### Written problem
Copy each line that contains the string "style".

### Records for the exercise
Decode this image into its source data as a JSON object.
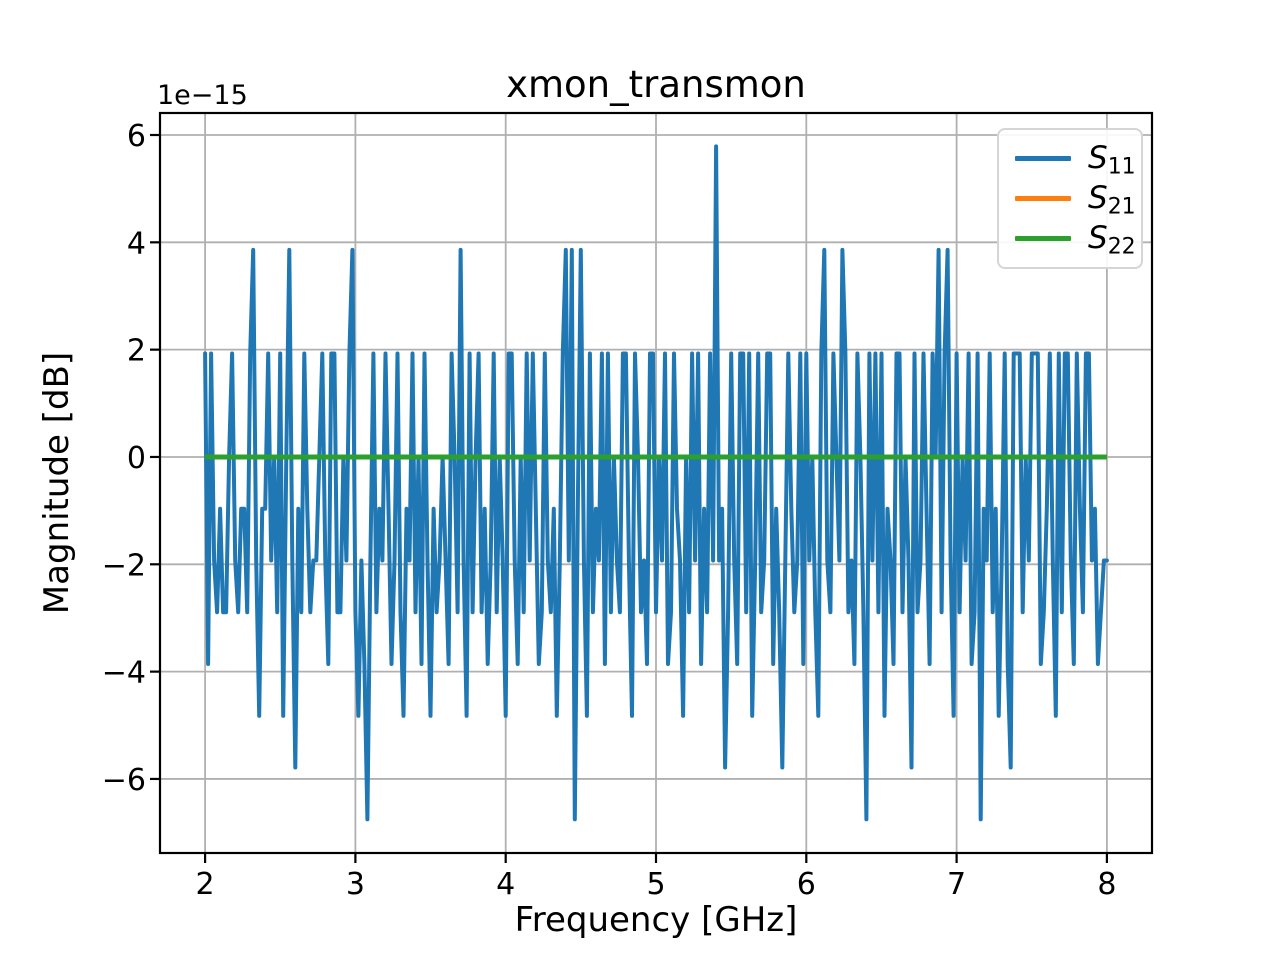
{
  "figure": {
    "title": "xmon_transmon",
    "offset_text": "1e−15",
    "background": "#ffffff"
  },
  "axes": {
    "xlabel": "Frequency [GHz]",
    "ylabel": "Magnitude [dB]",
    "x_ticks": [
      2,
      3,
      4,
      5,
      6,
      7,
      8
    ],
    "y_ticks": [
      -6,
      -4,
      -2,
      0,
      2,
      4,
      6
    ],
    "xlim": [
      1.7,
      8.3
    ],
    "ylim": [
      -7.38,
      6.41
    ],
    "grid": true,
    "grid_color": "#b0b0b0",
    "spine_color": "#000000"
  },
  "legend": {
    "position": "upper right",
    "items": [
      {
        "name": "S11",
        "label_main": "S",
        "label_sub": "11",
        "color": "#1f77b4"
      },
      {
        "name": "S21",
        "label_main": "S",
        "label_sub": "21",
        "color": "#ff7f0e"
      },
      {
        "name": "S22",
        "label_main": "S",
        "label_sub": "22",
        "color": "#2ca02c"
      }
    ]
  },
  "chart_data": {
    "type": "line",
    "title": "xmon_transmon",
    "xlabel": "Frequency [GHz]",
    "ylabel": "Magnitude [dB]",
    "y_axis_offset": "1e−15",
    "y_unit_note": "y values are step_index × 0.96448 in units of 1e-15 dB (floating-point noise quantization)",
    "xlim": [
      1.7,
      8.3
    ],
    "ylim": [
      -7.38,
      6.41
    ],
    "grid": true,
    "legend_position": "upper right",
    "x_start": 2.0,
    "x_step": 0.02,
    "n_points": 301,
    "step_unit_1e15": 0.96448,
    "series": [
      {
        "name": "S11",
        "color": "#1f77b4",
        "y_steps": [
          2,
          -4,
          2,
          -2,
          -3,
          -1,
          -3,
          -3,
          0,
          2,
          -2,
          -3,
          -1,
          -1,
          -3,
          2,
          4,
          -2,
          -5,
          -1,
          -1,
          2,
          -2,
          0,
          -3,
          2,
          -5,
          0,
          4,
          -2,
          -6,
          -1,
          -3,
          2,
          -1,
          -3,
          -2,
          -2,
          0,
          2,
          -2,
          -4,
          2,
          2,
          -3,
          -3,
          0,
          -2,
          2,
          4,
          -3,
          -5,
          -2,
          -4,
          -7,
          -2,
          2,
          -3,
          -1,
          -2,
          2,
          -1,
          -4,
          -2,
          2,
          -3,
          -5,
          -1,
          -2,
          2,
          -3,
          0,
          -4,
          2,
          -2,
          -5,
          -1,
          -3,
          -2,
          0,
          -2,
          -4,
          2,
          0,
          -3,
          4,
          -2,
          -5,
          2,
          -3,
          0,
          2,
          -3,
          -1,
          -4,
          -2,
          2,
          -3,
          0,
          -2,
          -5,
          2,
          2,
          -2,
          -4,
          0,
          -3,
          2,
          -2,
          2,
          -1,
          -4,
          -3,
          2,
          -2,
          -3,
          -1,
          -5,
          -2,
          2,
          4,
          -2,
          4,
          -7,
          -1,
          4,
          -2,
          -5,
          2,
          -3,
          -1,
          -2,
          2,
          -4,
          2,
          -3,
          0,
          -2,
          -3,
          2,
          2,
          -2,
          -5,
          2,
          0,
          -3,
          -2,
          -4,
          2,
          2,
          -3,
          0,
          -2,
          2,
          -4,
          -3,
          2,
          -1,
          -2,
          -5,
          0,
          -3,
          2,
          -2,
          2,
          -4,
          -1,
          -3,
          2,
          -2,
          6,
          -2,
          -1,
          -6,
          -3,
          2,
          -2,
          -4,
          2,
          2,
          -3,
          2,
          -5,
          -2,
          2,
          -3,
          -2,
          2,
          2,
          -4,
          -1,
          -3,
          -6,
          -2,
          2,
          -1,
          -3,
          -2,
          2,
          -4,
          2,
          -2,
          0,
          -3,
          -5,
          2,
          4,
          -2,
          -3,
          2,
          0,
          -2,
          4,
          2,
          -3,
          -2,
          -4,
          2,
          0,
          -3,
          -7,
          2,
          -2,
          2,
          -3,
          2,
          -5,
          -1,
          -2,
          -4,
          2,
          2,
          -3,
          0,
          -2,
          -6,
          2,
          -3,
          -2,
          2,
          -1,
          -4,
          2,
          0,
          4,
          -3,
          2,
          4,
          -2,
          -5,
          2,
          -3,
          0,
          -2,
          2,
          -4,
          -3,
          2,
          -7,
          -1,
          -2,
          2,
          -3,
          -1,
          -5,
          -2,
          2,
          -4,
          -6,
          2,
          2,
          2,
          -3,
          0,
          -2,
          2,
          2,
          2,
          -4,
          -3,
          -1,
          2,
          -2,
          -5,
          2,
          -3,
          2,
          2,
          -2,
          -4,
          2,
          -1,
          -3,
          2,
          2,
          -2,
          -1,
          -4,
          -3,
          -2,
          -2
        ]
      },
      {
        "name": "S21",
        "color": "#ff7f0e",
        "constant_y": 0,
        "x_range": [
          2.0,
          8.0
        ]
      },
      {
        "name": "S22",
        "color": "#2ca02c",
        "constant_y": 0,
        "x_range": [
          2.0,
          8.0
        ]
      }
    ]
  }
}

==

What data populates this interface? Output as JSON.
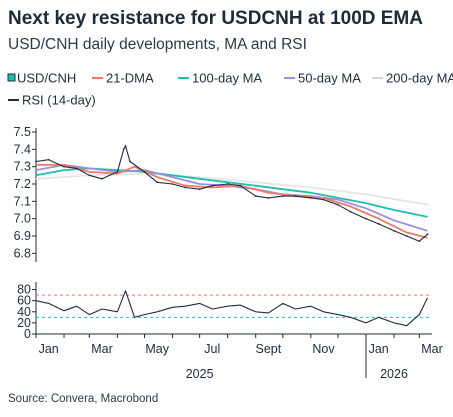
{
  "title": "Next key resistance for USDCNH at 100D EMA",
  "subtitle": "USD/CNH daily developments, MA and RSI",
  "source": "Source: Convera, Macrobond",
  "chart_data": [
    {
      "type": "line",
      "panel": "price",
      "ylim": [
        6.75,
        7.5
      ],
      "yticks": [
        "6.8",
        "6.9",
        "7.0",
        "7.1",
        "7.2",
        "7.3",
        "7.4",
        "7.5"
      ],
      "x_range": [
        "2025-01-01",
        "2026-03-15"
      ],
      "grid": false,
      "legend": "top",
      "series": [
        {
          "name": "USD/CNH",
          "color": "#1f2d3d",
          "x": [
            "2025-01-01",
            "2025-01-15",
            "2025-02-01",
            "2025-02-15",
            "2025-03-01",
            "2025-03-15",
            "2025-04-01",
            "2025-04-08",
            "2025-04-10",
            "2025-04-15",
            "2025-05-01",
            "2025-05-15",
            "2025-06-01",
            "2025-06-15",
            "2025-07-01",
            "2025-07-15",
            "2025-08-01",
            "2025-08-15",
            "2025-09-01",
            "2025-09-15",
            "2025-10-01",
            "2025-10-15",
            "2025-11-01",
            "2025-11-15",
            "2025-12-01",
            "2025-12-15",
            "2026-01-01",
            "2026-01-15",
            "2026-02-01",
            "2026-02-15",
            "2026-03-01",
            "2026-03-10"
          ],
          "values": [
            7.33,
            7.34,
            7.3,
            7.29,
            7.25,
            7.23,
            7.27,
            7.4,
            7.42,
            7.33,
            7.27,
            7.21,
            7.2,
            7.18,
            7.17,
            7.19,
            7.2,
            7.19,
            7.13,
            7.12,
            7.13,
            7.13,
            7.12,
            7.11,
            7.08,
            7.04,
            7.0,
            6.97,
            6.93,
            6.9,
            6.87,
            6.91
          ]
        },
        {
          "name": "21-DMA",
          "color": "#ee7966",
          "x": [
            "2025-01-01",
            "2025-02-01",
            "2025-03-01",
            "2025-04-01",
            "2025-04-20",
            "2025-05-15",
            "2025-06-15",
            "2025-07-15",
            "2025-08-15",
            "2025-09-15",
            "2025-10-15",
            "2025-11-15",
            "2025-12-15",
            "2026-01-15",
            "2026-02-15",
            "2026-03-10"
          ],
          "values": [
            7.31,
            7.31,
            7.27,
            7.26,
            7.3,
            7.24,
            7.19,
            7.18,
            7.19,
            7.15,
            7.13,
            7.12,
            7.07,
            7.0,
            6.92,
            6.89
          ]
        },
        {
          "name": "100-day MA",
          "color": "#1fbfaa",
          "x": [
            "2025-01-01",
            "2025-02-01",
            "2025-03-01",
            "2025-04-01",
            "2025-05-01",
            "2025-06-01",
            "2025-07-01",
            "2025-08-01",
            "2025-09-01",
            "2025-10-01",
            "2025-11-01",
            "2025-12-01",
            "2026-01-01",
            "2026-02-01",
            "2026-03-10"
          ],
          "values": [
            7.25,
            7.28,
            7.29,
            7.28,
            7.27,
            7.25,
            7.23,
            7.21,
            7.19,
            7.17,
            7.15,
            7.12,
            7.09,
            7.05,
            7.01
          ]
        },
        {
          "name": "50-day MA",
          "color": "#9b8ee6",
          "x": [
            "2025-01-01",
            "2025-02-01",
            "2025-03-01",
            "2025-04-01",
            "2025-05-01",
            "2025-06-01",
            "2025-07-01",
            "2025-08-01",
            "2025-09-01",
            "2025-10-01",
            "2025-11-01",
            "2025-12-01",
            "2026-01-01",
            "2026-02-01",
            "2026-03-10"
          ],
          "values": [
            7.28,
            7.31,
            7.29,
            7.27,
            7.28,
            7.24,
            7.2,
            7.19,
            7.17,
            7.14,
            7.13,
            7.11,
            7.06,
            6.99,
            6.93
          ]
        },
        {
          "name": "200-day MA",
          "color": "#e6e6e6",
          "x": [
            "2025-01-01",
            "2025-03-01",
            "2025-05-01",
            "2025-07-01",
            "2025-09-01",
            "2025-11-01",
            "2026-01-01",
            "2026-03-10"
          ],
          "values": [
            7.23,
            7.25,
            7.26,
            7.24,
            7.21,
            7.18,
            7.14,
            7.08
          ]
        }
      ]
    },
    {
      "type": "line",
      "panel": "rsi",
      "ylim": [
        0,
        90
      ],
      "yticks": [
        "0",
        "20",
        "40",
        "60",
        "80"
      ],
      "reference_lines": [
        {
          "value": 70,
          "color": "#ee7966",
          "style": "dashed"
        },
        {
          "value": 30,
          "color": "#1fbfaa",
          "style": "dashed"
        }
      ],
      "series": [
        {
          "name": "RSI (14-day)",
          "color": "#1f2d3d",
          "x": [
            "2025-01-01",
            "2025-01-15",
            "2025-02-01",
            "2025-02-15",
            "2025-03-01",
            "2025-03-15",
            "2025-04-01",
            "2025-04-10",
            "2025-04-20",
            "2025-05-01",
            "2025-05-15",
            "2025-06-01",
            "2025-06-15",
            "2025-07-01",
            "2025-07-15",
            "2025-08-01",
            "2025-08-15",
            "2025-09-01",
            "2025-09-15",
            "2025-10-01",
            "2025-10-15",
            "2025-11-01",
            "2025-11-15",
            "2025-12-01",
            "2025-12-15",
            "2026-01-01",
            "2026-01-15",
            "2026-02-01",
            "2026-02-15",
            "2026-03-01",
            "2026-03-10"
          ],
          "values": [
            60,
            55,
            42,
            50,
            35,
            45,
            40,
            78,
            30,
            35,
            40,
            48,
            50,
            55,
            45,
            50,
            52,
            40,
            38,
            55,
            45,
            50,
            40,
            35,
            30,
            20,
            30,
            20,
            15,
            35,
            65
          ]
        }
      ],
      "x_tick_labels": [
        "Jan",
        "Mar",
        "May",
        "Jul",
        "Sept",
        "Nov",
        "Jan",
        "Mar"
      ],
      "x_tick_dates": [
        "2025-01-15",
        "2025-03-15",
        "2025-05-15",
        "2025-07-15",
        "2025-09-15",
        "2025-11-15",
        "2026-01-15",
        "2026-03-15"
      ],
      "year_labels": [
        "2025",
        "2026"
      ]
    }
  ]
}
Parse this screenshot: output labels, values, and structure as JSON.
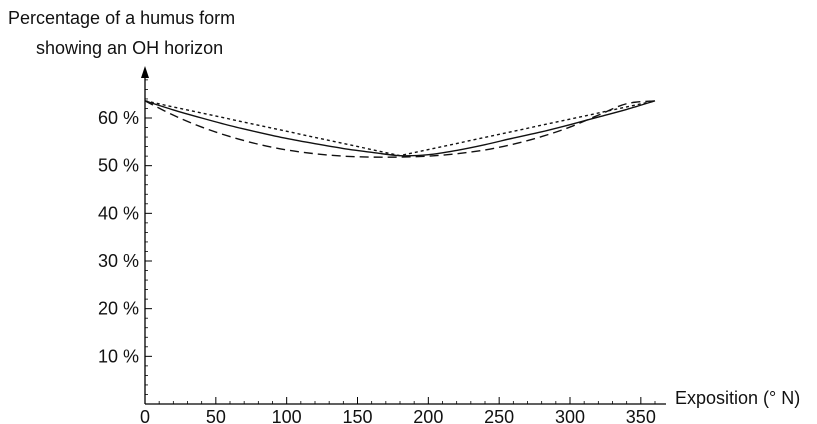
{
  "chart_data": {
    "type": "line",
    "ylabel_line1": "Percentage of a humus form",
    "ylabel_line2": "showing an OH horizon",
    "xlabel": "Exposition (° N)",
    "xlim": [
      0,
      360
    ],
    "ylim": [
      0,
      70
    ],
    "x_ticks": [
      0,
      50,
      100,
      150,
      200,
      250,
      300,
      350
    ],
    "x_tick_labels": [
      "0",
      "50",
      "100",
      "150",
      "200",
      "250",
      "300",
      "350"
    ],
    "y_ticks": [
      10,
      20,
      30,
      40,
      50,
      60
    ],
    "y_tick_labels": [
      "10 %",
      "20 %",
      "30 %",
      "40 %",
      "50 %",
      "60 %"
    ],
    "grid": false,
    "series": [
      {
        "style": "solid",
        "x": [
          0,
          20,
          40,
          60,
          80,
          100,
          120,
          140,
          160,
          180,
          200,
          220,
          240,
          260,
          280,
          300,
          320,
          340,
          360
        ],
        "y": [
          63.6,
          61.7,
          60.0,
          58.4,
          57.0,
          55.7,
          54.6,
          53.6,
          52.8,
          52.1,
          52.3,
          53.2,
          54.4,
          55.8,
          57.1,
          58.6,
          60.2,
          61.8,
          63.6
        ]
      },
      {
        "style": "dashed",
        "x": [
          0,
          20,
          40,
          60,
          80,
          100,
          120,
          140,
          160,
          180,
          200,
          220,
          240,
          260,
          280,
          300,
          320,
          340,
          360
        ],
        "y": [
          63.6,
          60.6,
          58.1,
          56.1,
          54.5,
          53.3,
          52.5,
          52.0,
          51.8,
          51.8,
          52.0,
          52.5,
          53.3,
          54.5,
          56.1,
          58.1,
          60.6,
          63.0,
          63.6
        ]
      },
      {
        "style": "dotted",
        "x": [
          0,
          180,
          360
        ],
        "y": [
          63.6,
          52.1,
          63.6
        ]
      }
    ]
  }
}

---

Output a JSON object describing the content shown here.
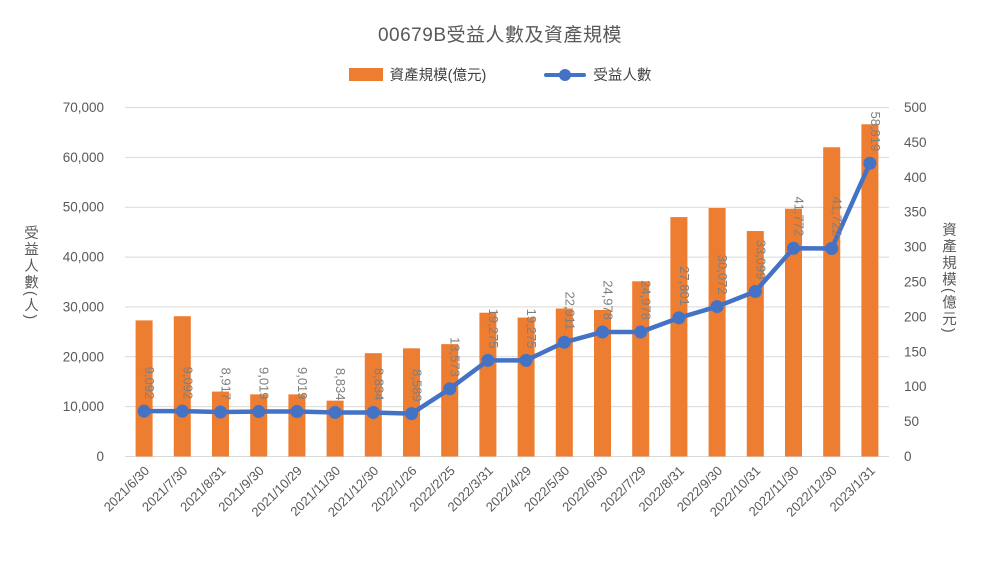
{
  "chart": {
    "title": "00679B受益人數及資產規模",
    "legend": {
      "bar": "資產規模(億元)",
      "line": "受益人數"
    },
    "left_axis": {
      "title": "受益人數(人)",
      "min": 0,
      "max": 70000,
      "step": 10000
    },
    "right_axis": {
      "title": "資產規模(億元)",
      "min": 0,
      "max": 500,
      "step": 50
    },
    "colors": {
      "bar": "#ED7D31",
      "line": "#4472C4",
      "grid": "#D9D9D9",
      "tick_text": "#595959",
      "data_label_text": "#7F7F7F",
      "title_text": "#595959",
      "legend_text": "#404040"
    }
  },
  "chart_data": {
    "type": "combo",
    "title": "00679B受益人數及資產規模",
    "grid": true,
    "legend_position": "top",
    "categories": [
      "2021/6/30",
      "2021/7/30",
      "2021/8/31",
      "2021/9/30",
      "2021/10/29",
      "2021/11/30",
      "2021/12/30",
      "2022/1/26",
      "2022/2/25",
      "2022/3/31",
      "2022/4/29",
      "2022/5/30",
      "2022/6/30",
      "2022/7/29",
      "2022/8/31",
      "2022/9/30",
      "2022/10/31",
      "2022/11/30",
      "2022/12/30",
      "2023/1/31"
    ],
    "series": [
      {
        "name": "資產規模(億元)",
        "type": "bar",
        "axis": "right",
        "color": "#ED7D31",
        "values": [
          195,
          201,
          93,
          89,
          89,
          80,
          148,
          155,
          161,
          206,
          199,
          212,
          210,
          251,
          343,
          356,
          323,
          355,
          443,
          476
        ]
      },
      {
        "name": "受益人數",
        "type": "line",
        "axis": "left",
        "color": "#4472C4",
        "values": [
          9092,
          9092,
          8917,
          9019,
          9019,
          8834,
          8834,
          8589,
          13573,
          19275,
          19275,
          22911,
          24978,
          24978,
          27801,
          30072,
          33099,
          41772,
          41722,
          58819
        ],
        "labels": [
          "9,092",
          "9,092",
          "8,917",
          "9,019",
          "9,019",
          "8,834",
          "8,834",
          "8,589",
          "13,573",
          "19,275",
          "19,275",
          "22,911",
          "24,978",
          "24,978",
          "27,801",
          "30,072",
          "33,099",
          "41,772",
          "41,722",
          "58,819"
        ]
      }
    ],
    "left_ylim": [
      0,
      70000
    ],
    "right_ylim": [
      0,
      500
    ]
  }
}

### Response to this exercise
          "style": "dashed"
          "style": "dashed"
        "style": "solid",
        "style": "dashed",
        "style": "dotted",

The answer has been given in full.